= Given instruction =
Without the images, write out the whole listing exactly.

= Data =
----------

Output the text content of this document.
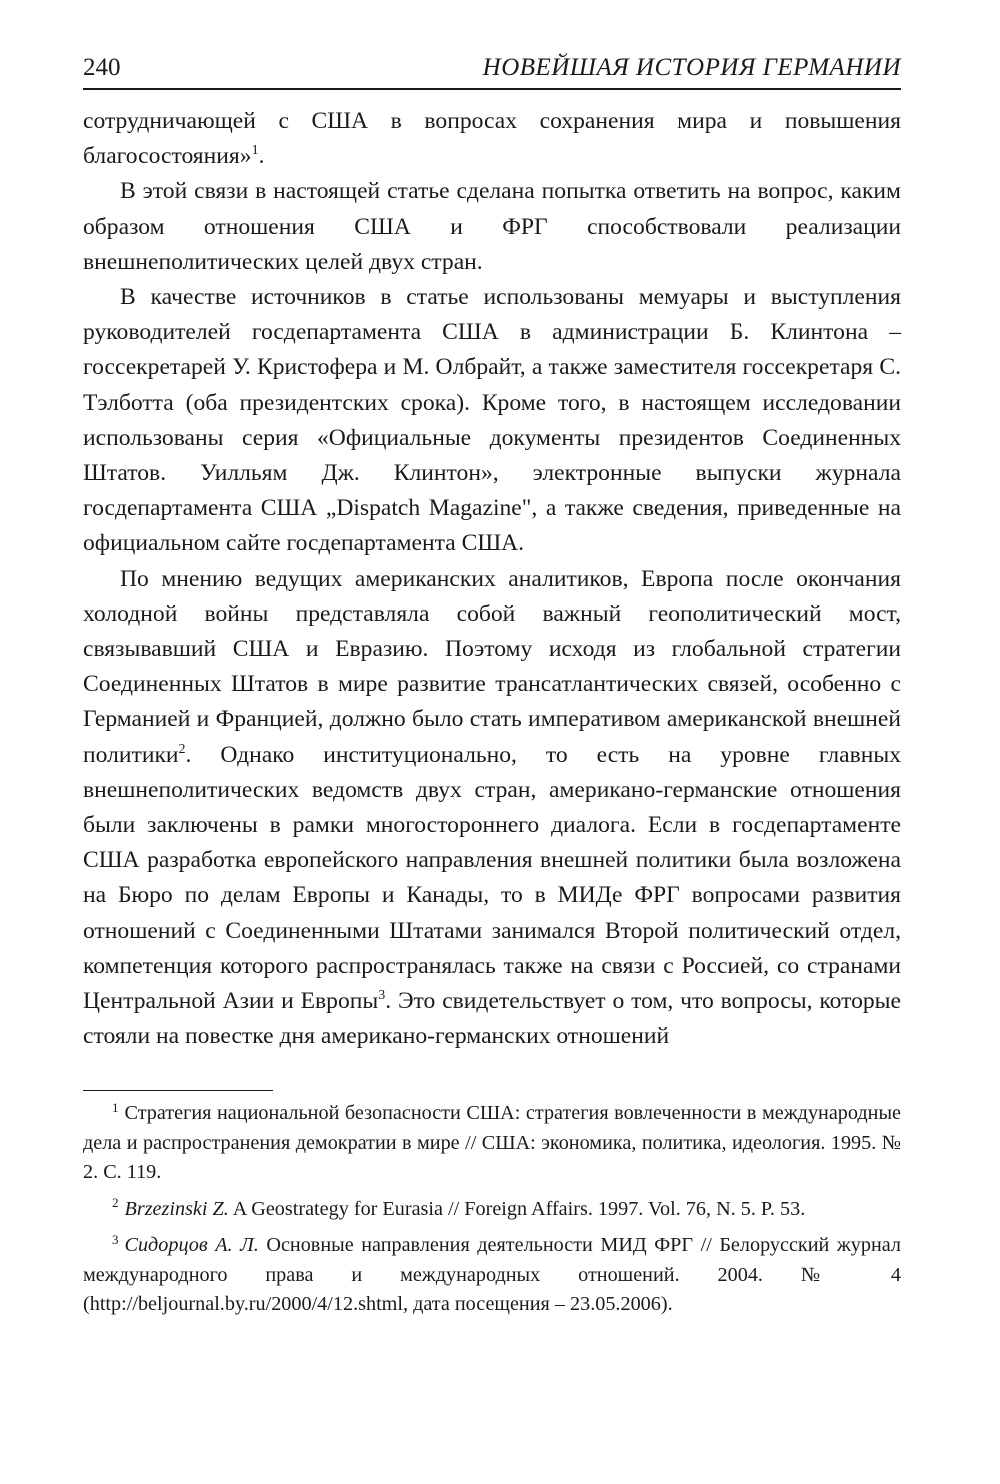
240	НОВЕЙШАЯ ИСТОРИЯ ГЕРМАНИИ

сотрудничающей с США в вопросах сохранения мира и повышения благосостояния»$^1$.

В этой связи в настоящей статье сделана попытка ответить на вопрос, каким образом отношения США и ФРГ способствовали реализации внешнеполитических целей двух стран.

В качестве источников в статье использованы мемуары и выступления руководителей госдепартамента США в администрации Б. Клинтона – госсекретарей У. Кристофера и М. Олбрайт, а также заместителя госсекретаря С. Тэлботта (оба президентских срока). Кроме того, в настоящем исследовании использованы серия «Официальные документы президентов Соединенных Штатов. Уилльям Дж. Клинтон», электронные выпуски журнала госдепартамента США „Dispatch Magazine", а также сведения, приведенные на официальном сайте госдепартамента США.

По мнению ведущих американских аналитиков, Европа после окончания холодной войны представляла собой важный геополитический мост, связывавший США и Евразию. Поэтому исходя из глобальной стратегии Соединенных Штатов в мире развитие трансатлантических связей, особенно с Германией и Францией, должно было стать императивом американской внешней политики$^2$. Однако институционально, то есть на уровне главных внешнеполитических ведомств двух стран, американо-германские отношения были заключены в рамки многостороннего диалога. Если в госдепартаменте США разработка европейского направления внешней политики была возложена на Бюро по делам Европы и Канады, то в МИДе ФРГ вопросами развития отношений с Соединенными Штатами занимался Второй политический отдел, компетенция которого распространялась также на связи с Россией, со странами Центральной Азии и Европы$^3$. Это свидетельствует о том, что вопросы, которые стояли на повестке дня американо-германских отношений

$^1$ Стратегия национальной безопасности США: стратегия вовлеченности в международные дела и распространения демократии в мире // США: экономика, политика, идеология. 1995. № 2. С. 119.

$^2$ Brzezinski Z. A Geostrategy for Eurasia // Foreign Affairs. 1997. Vol. 76, N. 5. P. 53.

$^3$ Сидорцов А. Л. Основные направления деятельности МИД ФРГ // Белорусский журнал международного права и международных отношений. 2004. № 4 (http://beljournal.by.ru/2000/4/12.shtml, дата посещения – 23.05.2006).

----------

= Solution for this exercise =
Output the text content of this document.
240	НОВЕЙШАЯ ИСТОРИЯ ГЕРМАНИИ

сотрудничающей с США в вопросах сохранения мира и повышения благосостояния»$^1$.

В этой связи в настоящей статье сделана попытка ответить на вопрос, каким образом отношения США и ФРГ способствовали реализации внешнеполитических целей двух стран.

В качестве источников в статье использованы мемуары и выступления руководителей госдепартамента США в администрации Б. Клинтона – госсекретарей У. Кристофера и М. Олбрайт, а также заместителя госсекретаря С. Тэлботта (оба президентских срока). Кроме того, в настоящем исследовании использованы серия «Официальные документы президентов Соединенных Штатов. Уилльям Дж. Клинтон», электронные выпуски журнала госдепартамента США „Dispatch Magazine", а также сведения, приведенные на официальном сайте госдепартамента США.

По мнению ведущих американских аналитиков, Европа после окончания холодной войны представляла собой важный геополитический мост, связывавший США и Евразию. Поэтому исходя из глобальной стратегии Соединенных Штатов в мире развитие трансатлантических связей, особенно с Германией и Францией, должно было стать императивом американской внешней политики$^2$. Однако институционально, то есть на уровне главных внешнеполитических ведомств двух стран, американо-германские отношения были заключены в рамки многостороннего диалога. Если в госдепартаменте США разработка европейского направления внешней политики была возложена на Бюро по делам Европы и Канады, то в МИДе ФРГ вопросами развития отношений с Соединенными Штатами занимался Второй политический отдел, компетенция которого распространялась также на связи с Россией, со странами Центральной Азии и Европы$^3$. Это свидетельствует о том, что вопросы, которые стояли на повестке дня американо-германских отношений

$^1$ Стратегия национальной безопасности США: стратегия вовлеченности в международные дела и распространения демократии в мире // США: экономика, политика, идеология. 1995. № 2. С. 119.

$^2$ Brzezinski Z. A Geostrategy for Eurasia // Foreign Affairs. 1997. Vol. 76, N. 5. P. 53.

$^3$ Сидорцов А. Л. Основные направления деятельности МИД ФРГ // Белорусский журнал международного права и международных отношений. 2004. № 4 (http://beljournal.by.ru/2000/4/12.shtml, дата посещения – 23.05.2006).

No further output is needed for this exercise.